Extracts from a graphics dataset

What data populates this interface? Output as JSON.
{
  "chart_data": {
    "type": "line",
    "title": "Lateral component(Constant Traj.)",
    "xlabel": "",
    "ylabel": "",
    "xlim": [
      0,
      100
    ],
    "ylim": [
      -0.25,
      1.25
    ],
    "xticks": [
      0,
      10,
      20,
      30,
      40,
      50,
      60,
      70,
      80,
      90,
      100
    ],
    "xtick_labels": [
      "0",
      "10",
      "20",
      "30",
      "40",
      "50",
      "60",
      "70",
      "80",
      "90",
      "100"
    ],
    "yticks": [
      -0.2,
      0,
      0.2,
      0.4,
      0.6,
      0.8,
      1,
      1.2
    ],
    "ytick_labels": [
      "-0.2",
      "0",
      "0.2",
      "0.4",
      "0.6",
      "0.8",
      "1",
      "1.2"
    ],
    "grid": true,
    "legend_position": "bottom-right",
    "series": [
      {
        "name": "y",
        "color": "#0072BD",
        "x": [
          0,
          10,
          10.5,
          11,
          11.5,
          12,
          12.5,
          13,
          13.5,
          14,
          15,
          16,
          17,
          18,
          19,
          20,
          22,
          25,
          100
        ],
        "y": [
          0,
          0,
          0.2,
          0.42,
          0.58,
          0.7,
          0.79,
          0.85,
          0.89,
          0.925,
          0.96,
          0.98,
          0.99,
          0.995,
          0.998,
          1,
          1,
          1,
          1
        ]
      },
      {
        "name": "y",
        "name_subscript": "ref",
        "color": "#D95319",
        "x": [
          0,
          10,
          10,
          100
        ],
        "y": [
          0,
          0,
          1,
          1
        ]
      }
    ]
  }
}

**Task requirements:** Retype the entries one by one, exactly.

**Problem solution:**
What data populates this interface? Output as JSON.
{
  "chart_data": {
    "type": "line",
    "title": "Lateral component(Constant Traj.)",
    "xlabel": "",
    "ylabel": "",
    "xlim": [
      0,
      100
    ],
    "ylim": [
      -0.25,
      1.25
    ],
    "xticks": [
      0,
      10,
      20,
      30,
      40,
      50,
      60,
      70,
      80,
      90,
      100
    ],
    "xtick_labels": [
      "0",
      "10",
      "20",
      "30",
      "40",
      "50",
      "60",
      "70",
      "80",
      "90",
      "100"
    ],
    "yticks": [
      -0.2,
      0,
      0.2,
      0.4,
      0.6,
      0.8,
      1,
      1.2
    ],
    "ytick_labels": [
      "-0.2",
      "0",
      "0.2",
      "0.4",
      "0.6",
      "0.8",
      "1",
      "1.2"
    ],
    "grid": true,
    "legend_position": "bottom-right",
    "series": [
      {
        "name": "y",
        "color": "#0072BD",
        "x": [
          0,
          10,
          10.5,
          11,
          11.5,
          12,
          12.5,
          13,
          13.5,
          14,
          15,
          16,
          17,
          18,
          19,
          20,
          22,
          25,
          100
        ],
        "y": [
          0,
          0,
          0.2,
          0.42,
          0.58,
          0.7,
          0.79,
          0.85,
          0.89,
          0.925,
          0.96,
          0.98,
          0.99,
          0.995,
          0.998,
          1,
          1,
          1,
          1
        ]
      },
      {
        "name": "y",
        "name_subscript": "ref",
        "color": "#D95319",
        "x": [
          0,
          10,
          10,
          100
        ],
        "y": [
          0,
          0,
          1,
          1
        ]
      }
    ]
  }
}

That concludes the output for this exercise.